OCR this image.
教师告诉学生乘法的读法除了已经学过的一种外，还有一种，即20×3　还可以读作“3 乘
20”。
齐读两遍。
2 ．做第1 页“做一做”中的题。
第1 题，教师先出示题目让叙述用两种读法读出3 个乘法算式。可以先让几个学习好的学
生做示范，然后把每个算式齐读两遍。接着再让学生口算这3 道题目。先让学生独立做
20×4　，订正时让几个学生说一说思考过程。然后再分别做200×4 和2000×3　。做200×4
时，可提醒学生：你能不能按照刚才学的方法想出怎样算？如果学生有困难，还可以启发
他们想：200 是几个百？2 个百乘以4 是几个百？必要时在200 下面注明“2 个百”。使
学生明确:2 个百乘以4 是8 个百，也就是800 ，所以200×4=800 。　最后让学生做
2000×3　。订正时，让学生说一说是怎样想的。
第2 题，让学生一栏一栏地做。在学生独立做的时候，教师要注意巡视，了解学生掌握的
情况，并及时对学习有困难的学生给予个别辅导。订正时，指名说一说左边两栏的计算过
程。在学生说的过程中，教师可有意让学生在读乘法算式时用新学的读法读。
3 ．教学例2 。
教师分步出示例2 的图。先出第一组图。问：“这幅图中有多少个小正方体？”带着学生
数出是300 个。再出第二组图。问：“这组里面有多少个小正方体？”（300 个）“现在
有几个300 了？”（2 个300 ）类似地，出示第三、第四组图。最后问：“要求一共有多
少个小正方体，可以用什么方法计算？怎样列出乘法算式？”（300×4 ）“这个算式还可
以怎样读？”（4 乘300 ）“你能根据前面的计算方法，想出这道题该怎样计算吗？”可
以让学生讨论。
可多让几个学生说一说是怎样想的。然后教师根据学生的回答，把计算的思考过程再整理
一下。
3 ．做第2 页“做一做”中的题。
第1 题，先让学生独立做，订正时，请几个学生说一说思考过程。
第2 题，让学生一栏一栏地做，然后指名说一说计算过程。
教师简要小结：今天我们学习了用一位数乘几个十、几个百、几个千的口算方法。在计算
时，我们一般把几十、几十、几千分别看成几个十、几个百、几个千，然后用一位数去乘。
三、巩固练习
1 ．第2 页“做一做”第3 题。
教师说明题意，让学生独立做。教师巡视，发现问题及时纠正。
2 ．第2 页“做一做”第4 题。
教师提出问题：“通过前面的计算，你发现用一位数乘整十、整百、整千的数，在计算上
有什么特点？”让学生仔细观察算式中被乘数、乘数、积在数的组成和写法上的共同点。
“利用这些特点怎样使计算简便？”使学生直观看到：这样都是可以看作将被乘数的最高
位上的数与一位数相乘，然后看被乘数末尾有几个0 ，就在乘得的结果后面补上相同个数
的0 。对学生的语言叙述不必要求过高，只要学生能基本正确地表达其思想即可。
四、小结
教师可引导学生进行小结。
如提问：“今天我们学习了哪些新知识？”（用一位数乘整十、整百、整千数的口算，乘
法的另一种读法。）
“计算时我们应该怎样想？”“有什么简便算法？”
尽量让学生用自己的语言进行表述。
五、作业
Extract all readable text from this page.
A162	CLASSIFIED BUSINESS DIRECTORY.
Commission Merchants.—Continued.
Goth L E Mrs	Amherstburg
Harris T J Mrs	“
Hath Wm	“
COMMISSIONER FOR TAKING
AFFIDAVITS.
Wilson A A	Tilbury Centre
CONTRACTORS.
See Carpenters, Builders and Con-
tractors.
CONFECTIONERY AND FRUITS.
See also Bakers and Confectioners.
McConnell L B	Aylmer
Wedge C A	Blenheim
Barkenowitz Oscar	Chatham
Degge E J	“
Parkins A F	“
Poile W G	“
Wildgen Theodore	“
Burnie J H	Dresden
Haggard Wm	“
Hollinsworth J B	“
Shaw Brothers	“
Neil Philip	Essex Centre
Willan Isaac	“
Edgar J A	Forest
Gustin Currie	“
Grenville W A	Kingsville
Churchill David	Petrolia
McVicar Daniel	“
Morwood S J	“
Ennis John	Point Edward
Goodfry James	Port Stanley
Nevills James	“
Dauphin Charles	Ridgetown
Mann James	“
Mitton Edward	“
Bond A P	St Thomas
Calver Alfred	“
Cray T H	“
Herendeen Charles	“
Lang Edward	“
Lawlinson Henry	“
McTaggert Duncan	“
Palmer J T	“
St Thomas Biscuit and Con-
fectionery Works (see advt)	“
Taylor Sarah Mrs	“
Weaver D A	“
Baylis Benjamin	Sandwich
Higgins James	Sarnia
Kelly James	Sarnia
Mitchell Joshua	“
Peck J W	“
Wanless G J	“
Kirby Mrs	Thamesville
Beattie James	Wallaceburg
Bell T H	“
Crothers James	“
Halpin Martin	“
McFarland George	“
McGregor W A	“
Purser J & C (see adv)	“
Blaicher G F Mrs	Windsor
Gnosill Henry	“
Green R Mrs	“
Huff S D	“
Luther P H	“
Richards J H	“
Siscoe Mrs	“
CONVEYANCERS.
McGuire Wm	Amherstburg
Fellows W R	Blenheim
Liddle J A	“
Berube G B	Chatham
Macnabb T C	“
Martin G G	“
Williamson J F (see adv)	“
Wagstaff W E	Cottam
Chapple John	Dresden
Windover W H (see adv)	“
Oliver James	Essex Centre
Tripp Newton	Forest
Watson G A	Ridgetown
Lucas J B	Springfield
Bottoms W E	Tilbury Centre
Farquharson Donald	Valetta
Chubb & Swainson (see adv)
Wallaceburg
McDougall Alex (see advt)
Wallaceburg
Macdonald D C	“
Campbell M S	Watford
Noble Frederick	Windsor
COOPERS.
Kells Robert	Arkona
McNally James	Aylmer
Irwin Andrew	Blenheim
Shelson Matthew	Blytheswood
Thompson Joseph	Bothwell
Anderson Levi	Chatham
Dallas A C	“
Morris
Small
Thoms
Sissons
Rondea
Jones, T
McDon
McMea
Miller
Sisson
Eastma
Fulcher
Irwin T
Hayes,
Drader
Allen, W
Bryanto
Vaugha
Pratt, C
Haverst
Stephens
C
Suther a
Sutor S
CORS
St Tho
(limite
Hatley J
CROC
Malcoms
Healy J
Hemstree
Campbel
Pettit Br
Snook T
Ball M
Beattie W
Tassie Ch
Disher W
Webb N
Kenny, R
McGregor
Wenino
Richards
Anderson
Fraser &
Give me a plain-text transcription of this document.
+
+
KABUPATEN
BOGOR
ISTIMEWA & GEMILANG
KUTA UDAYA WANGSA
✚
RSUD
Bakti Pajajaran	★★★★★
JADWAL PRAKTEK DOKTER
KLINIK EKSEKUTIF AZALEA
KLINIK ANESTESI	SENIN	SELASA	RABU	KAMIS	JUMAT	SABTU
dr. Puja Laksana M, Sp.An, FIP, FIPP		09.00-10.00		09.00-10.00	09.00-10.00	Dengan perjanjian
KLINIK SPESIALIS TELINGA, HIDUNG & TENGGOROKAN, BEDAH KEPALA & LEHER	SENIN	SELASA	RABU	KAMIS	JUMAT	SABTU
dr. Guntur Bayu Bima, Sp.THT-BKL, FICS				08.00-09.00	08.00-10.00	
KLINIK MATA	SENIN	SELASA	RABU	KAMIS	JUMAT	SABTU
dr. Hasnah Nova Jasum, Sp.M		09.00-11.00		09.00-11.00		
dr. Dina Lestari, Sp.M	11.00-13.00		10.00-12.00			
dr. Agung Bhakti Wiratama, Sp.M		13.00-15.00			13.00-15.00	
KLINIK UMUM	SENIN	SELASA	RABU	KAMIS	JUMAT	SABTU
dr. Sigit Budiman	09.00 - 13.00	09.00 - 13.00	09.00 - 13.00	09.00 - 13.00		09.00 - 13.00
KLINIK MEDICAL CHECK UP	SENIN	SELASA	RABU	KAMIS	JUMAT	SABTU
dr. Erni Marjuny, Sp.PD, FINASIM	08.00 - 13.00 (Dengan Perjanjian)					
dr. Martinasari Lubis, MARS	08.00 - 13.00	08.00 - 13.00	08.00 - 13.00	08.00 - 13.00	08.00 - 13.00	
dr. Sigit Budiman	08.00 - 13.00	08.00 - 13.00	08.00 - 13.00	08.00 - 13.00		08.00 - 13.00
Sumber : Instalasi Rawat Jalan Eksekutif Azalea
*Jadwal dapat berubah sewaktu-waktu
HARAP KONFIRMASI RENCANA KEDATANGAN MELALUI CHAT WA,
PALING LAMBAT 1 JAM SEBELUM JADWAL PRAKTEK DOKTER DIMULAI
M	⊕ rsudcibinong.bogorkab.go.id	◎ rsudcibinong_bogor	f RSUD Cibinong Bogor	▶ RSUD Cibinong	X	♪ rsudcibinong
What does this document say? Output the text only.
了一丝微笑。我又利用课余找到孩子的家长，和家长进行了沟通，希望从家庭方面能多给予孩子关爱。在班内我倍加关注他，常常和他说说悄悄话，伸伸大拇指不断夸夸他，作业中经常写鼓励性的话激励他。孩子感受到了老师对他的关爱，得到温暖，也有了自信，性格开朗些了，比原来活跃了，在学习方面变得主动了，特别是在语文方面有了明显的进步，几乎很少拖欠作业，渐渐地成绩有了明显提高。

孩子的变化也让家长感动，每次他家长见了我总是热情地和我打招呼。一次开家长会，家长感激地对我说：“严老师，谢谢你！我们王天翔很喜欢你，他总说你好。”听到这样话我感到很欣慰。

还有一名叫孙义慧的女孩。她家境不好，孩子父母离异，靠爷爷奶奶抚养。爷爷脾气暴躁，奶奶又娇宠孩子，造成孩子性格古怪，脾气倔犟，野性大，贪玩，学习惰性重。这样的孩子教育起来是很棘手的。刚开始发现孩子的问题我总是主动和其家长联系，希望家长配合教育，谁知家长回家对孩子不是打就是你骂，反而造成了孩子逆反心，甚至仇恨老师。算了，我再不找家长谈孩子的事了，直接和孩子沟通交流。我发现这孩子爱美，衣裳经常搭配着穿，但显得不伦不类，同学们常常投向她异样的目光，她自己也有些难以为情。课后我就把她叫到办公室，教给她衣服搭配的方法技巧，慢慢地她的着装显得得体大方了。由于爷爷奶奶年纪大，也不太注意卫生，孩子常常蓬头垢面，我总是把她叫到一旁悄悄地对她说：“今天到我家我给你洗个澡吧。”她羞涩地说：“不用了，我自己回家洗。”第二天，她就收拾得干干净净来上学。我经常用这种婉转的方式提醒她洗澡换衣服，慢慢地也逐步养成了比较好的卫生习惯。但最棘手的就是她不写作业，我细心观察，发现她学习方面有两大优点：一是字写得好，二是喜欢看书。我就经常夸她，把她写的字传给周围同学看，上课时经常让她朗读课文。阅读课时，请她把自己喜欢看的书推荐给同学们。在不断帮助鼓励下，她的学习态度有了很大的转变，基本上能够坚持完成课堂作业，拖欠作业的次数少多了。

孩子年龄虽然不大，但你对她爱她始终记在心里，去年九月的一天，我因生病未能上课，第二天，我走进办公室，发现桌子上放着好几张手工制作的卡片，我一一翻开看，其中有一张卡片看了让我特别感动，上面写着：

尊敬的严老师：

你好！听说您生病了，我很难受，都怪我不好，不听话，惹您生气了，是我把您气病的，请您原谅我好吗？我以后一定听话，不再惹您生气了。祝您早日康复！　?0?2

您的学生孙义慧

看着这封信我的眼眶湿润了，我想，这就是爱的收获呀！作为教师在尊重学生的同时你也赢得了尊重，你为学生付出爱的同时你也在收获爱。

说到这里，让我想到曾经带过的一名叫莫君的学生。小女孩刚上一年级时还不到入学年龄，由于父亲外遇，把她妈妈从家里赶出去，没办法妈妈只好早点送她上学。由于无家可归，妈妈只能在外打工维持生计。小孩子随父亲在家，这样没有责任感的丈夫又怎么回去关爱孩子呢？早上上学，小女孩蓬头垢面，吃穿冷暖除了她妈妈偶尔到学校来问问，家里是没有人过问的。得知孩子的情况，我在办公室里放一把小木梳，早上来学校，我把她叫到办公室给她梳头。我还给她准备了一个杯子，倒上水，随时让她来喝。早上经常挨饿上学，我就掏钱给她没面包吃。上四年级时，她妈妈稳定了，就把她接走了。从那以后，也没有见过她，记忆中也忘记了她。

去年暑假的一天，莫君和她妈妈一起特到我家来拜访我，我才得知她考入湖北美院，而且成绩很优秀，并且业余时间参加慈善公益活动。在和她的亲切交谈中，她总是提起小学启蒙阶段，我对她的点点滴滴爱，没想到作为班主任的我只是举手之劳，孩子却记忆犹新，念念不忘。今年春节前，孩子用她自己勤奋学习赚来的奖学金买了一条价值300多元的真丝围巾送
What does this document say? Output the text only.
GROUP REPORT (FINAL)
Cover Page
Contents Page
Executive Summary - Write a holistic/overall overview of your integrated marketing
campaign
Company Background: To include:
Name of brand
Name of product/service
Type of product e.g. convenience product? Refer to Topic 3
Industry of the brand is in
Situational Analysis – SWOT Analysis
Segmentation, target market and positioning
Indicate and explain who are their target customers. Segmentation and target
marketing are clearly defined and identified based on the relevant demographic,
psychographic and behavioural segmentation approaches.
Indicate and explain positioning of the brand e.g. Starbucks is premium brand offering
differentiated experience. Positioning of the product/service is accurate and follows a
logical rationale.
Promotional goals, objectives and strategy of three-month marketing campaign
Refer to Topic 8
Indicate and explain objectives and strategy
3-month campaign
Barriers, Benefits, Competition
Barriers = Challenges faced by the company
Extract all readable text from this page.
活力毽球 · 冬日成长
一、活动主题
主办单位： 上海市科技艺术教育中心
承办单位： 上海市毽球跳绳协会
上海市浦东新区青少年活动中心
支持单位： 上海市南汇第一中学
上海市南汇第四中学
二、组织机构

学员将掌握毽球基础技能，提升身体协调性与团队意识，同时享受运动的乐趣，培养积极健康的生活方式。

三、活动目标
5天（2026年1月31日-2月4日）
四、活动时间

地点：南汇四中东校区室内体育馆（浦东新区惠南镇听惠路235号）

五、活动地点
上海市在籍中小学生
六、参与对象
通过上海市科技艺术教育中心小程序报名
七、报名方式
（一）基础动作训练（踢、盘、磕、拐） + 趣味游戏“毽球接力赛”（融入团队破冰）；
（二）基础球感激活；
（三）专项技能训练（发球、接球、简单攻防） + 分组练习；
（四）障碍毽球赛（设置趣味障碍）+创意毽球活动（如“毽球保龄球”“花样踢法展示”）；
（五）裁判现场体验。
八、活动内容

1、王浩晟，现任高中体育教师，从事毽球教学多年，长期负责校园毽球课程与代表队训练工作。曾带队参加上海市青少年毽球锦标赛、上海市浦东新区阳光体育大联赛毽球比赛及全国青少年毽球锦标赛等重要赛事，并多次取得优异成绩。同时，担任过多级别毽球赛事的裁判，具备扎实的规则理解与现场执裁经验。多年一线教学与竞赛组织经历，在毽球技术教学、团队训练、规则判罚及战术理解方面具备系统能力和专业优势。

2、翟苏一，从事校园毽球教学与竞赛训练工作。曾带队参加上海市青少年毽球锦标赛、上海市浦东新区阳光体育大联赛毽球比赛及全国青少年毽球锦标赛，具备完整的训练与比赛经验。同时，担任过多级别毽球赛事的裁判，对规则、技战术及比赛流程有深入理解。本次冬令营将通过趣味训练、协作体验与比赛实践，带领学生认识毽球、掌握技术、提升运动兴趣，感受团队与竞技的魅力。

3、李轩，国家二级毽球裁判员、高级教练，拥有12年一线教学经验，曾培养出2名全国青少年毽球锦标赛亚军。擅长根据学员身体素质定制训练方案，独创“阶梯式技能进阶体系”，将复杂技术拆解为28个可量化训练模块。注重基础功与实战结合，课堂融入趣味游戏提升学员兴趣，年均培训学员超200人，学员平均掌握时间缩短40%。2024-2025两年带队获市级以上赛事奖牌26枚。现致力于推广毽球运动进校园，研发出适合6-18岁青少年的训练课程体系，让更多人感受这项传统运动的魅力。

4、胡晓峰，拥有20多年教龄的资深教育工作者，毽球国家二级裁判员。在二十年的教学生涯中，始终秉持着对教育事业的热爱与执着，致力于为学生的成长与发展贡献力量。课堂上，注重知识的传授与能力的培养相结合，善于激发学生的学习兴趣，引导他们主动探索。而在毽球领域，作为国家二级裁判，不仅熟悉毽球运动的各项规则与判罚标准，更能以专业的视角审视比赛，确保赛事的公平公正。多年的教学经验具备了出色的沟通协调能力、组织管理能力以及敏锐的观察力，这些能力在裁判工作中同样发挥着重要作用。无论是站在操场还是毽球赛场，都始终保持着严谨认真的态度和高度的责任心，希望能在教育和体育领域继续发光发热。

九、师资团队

++++++++

> **Short exercise**: Select every line of the records holding the string "Sigit".

> **Solution to this problem**:
dr. Sigit Budiman	09.00 - 13.00	09.00 - 13.00	09.00 - 13.00	09.00 - 13.00		09.00 - 13.00
dr. Sigit Budiman	08.00 - 13.00	08.00 - 13.00	08.00 - 13.00	08.00 - 13.00		08.00 - 13.00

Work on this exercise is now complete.